WORK REQUEST:
Pick every line out of the entries below that holds the string "Risiko", and report them.

INFORMATION GIVEN:
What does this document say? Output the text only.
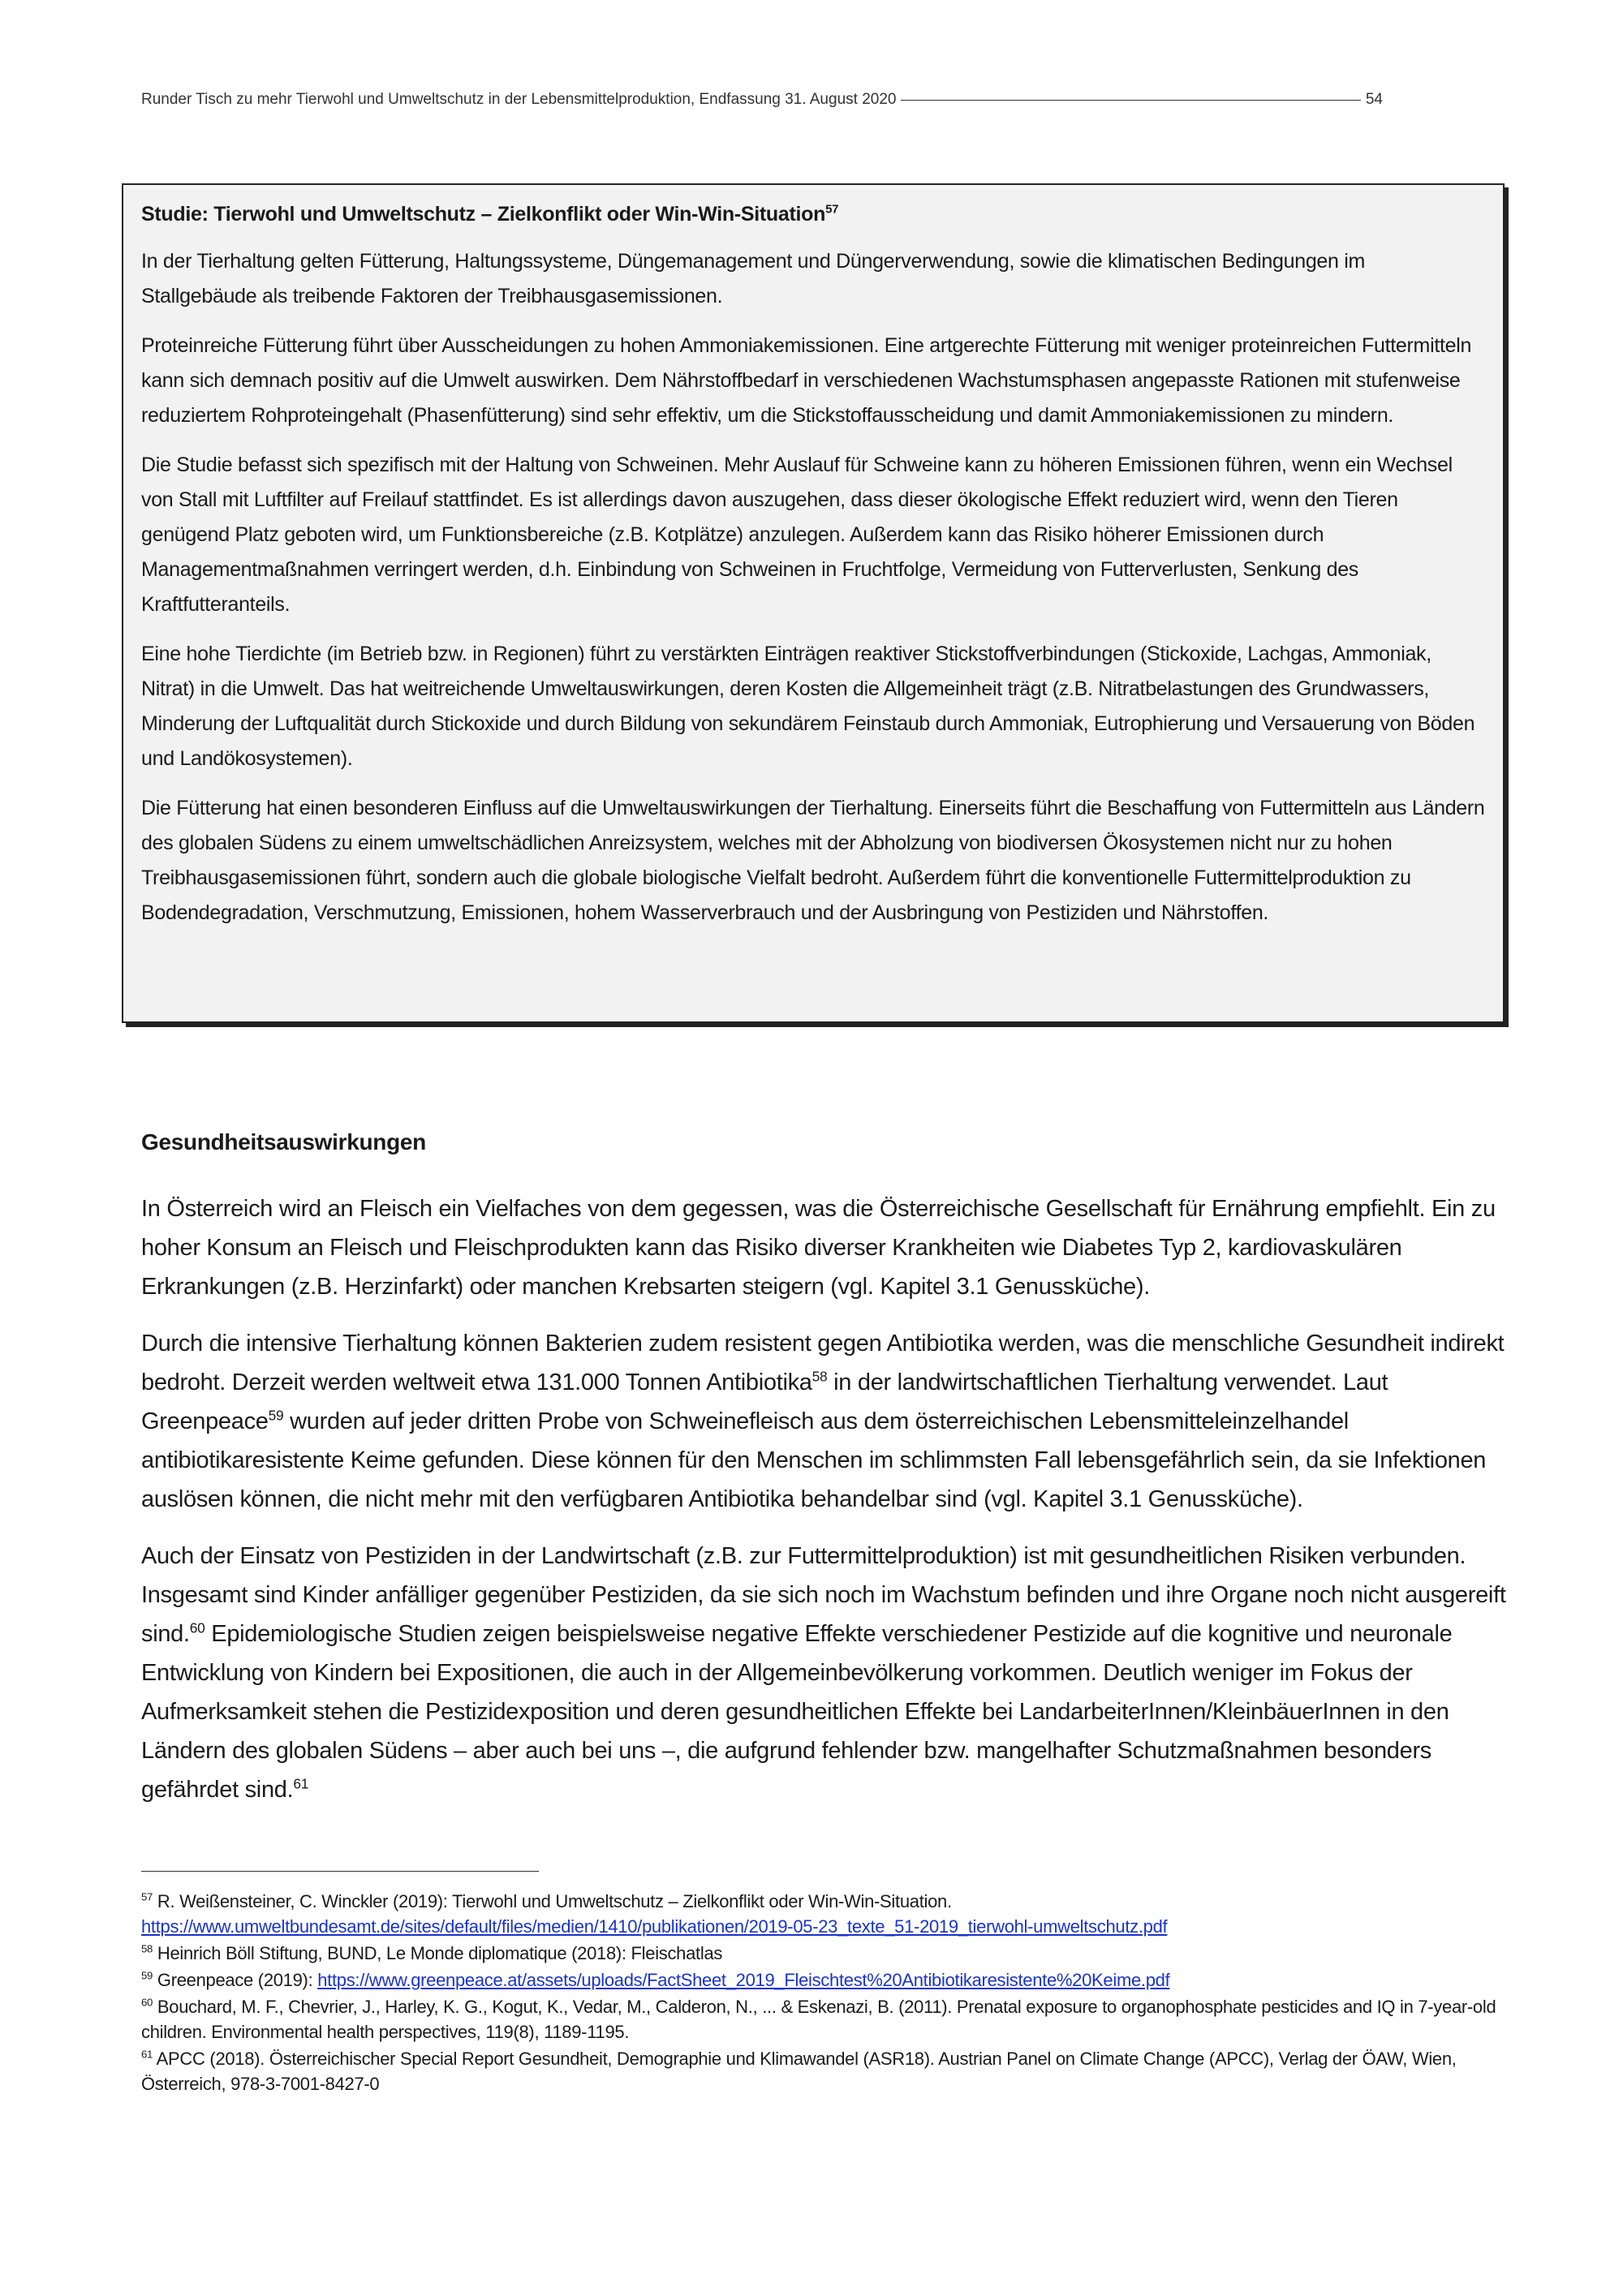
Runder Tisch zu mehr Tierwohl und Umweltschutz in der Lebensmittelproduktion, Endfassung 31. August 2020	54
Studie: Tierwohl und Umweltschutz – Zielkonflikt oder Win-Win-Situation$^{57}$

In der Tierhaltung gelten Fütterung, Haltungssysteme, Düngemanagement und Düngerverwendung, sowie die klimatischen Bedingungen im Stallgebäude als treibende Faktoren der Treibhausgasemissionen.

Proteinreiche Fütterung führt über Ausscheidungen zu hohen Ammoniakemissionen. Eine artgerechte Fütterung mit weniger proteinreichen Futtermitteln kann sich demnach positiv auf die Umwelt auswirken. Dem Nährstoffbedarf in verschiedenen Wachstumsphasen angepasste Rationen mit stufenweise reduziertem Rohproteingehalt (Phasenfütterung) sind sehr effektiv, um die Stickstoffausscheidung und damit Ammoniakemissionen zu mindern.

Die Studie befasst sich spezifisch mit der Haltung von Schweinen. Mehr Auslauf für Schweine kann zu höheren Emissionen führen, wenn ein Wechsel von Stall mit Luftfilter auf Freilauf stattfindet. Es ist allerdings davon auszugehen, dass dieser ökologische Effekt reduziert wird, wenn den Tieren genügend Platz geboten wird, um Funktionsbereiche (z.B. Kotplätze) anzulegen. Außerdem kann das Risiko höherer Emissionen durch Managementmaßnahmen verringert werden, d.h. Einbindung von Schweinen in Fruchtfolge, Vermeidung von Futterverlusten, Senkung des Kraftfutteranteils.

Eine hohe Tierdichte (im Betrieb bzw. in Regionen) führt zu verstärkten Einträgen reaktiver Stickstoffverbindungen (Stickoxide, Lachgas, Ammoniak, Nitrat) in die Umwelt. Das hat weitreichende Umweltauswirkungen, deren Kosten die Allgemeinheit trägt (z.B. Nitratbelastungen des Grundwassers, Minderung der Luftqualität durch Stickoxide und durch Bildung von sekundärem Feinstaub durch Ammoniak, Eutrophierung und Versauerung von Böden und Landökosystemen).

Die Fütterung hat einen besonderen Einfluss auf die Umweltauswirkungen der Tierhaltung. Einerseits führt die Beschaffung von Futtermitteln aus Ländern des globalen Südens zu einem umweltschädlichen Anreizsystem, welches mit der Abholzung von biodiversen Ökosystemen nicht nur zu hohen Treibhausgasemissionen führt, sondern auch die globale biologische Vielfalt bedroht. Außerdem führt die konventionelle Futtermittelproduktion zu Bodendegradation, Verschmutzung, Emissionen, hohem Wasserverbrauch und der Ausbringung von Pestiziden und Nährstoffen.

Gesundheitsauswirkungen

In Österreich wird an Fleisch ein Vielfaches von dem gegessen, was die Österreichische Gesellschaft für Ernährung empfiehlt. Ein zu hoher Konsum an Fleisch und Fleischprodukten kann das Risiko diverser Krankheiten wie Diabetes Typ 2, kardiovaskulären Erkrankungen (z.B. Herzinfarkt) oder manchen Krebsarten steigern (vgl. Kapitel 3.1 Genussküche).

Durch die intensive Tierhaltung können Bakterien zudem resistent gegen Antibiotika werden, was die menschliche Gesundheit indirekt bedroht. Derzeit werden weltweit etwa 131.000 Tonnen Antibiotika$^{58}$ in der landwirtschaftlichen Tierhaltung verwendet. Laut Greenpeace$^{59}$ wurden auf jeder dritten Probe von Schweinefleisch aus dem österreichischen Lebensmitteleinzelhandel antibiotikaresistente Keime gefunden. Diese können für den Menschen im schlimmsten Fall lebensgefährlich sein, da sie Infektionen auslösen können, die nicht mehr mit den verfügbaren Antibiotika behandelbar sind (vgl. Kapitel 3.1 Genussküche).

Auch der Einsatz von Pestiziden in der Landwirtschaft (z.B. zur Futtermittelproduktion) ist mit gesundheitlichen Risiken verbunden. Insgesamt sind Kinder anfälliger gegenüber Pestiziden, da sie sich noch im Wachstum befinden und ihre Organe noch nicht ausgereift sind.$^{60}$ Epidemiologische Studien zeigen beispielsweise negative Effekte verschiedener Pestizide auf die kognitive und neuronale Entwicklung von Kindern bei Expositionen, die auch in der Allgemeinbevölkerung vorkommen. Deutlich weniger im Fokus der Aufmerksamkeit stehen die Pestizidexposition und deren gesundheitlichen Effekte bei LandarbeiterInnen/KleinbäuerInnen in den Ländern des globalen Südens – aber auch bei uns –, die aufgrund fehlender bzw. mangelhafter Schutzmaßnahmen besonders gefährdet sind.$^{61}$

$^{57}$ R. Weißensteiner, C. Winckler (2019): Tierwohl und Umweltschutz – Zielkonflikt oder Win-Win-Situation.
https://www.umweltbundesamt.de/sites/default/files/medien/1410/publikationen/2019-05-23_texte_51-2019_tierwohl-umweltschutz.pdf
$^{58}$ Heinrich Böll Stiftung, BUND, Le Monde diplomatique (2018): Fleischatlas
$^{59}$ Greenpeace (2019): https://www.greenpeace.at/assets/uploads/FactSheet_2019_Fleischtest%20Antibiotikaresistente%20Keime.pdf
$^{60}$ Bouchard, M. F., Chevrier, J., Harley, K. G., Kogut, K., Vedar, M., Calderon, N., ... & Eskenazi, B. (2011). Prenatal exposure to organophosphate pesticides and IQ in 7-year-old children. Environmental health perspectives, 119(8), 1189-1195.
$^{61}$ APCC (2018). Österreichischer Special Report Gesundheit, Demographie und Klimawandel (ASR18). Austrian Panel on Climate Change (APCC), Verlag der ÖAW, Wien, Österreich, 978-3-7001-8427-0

==

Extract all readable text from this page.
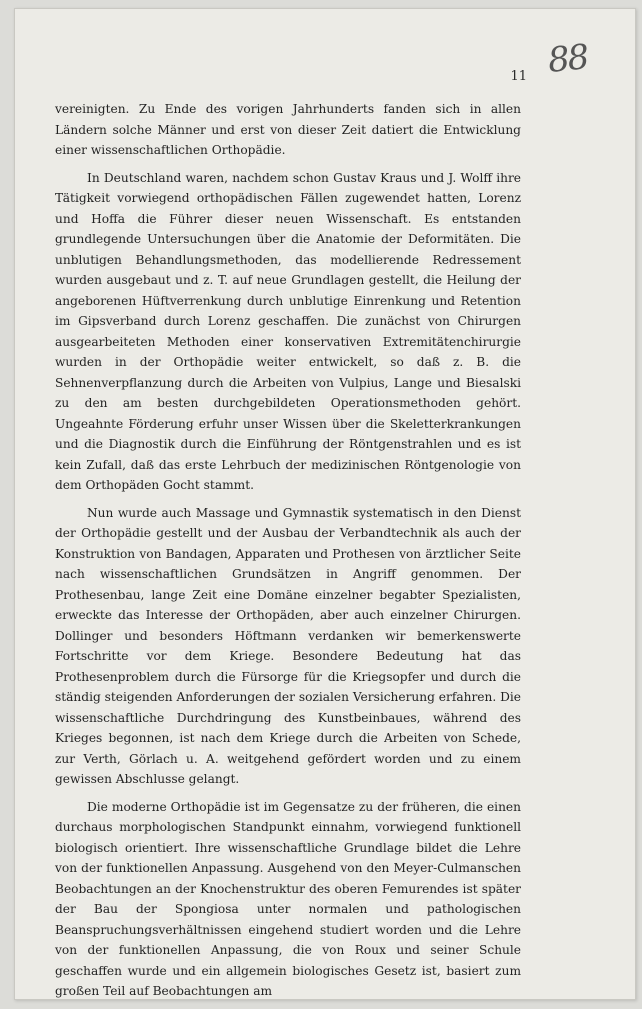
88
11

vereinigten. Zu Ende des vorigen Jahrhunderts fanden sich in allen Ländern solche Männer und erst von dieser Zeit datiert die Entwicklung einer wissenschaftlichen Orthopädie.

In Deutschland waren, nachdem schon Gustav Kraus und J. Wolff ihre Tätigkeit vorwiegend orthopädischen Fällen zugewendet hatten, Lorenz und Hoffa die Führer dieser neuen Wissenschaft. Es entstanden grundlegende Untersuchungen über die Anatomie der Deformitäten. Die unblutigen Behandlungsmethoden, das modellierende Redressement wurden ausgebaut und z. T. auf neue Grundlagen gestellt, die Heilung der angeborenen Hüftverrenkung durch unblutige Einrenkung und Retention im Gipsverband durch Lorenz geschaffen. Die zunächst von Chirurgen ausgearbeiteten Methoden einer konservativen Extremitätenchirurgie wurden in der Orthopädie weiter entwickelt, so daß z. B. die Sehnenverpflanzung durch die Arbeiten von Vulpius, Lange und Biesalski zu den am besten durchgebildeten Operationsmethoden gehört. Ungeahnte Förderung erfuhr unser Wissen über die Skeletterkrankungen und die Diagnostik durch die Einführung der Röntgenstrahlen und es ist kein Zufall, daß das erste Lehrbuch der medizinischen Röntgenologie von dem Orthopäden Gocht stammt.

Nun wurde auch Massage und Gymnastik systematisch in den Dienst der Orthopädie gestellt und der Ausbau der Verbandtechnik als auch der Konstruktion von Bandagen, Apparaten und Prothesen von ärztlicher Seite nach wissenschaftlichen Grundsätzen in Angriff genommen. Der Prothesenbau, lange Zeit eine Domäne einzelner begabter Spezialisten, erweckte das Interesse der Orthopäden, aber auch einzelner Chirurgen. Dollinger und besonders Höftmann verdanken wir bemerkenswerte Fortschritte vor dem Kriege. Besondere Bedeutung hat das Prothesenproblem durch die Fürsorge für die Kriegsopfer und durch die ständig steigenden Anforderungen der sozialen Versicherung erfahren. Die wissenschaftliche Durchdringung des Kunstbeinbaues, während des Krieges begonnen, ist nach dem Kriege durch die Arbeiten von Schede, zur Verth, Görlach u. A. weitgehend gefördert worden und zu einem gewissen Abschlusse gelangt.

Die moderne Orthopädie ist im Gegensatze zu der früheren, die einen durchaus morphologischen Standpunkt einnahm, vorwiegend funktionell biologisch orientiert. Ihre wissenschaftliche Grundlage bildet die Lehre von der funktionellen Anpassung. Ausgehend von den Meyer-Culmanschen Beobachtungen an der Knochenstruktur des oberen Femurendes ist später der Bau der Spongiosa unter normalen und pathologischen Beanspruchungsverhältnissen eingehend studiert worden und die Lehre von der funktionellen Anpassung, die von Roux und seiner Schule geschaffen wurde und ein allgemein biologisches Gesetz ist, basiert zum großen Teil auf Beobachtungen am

SOLUTION TO THIS PROBLEM:
Die Studie befasst sich spezifisch mit der Haltung von Schweinen. Mehr Auslauf für Schweine kann zu höheren Emissionen führen, wenn ein Wechsel von Stall mit Luftfilter auf Freilauf stattfindet. Es ist allerdings davon auszugehen, dass dieser ökologische Effekt reduziert wird, wenn den Tieren genügend Platz geboten wird, um Funktionsbereiche (z.B. Kotplätze) anzulegen. Außerdem kann das Risiko höherer Emissionen durch Managementmaßnahmen verringert werden, d.h. Einbindung von Schweinen in Fruchtfolge, Vermeidung von Futterverlusten, Senkung des Kraftfutteranteils.
In Österreich wird an Fleisch ein Vielfaches von dem gegessen, was die Österreichische Gesellschaft für Ernährung empfiehlt. Ein zu hoher Konsum an Fleisch und Fleischprodukten kann das Risiko diverser Krankheiten wie Diabetes Typ 2, kardiovaskulären Erkrankungen (z.B. Herzinfarkt) oder manchen Krebsarten steigern (vgl. Kapitel 3.1 Genussküche).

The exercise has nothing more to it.